Collected data entries:
⁂

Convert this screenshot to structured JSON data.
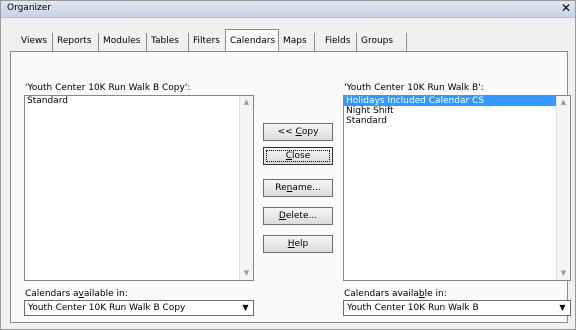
{
  "window": {
    "title": "Organizer",
    "close_glyph": "✕"
  },
  "tabs": [
    {
      "label": "Views"
    },
    {
      "label": "Reports"
    },
    {
      "label": "Modules"
    },
    {
      "label": "Tables"
    },
    {
      "label": "Filters"
    },
    {
      "label": "Calendars"
    },
    {
      "label": "Maps"
    },
    {
      "label": "Fields"
    },
    {
      "label": "Groups"
    }
  ],
  "left_pane": {
    "label": "'Youth Center 10K Run Walk B Copy':",
    "items": [
      "Standard"
    ],
    "available_label": "Calendars available in:",
    "available_value": "Youth Center 10K Run Walk B Copy"
  },
  "right_pane": {
    "label": "'Youth Center 10K Run Walk B':",
    "items": [
      "Holidays Included Calendar CS",
      "Night Shift",
      "Standard"
    ],
    "selected_index": 0,
    "available_label": "Calendars available in:",
    "available_value": "Youth Center 10K Run Walk B"
  },
  "buttons": {
    "copy": "<< Copy",
    "close": "Close",
    "rename": "Rename...",
    "delete": "Delete...",
    "help": "Help"
  },
  "icons": {
    "scroll_up": "▲",
    "scroll_down": "▼",
    "dropdown": "▼"
  },
  "colors": {
    "selection": "#3399ff",
    "titlebar": "#c6d3e4"
  }
}
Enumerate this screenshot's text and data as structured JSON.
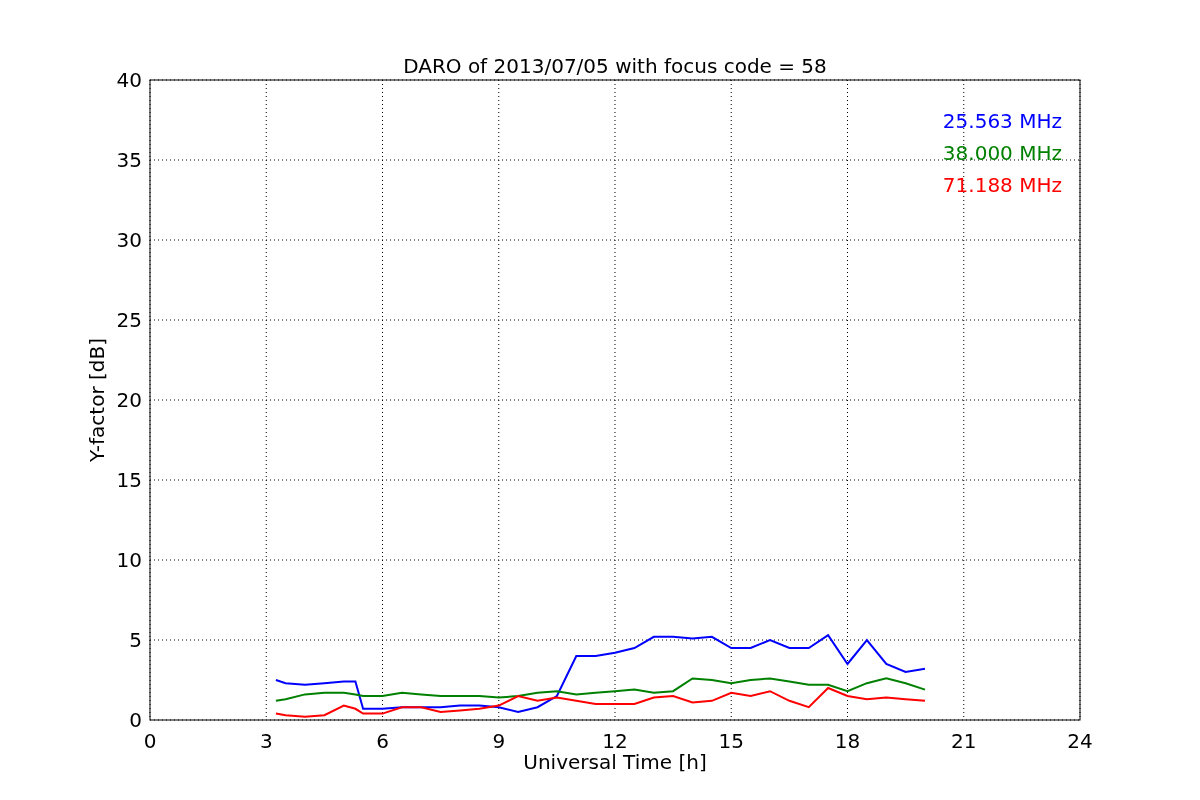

⁂

* _Task requirements_
Quote the records above in full, dropping each picture.

* _Response_
Convert this screenshot to structured JSON data.
{
  "window": {
    "title": "Organizer",
    "close_glyph": "✕"
  },
  "tabs": [
    {
      "label": "Views"
    },
    {
      "label": "Reports"
    },
    {
      "label": "Modules"
    },
    {
      "label": "Tables"
    },
    {
      "label": "Filters"
    },
    {
      "label": "Calendars"
    },
    {
      "label": "Maps"
    },
    {
      "label": "Fields"
    },
    {
      "label": "Groups"
    }
  ],
  "left_pane": {
    "label": "'Youth Center 10K Run Walk B Copy':",
    "items": [
      "Standard"
    ],
    "available_label": "Calendars available in:",
    "available_value": "Youth Center 10K Run Walk B Copy"
  },
  "right_pane": {
    "label": "'Youth Center 10K Run Walk B':",
    "items": [
      "Holidays Included Calendar CS",
      "Night Shift",
      "Standard"
    ],
    "selected_index": 0,
    "available_label": "Calendars available in:",
    "available_value": "Youth Center 10K Run Walk B"
  },
  "buttons": {
    "copy": "<< Copy",
    "close": "Close",
    "rename": "Rename...",
    "delete": "Delete...",
    "help": "Help"
  },
  "icons": {
    "scroll_up": "▲",
    "scroll_down": "▼",
    "dropdown": "▼"
  },
  "colors": {
    "selection": "#3399ff",
    "titlebar": "#c6d3e4"
  }
}
Enumerate this screenshot's text and data as structured JSON.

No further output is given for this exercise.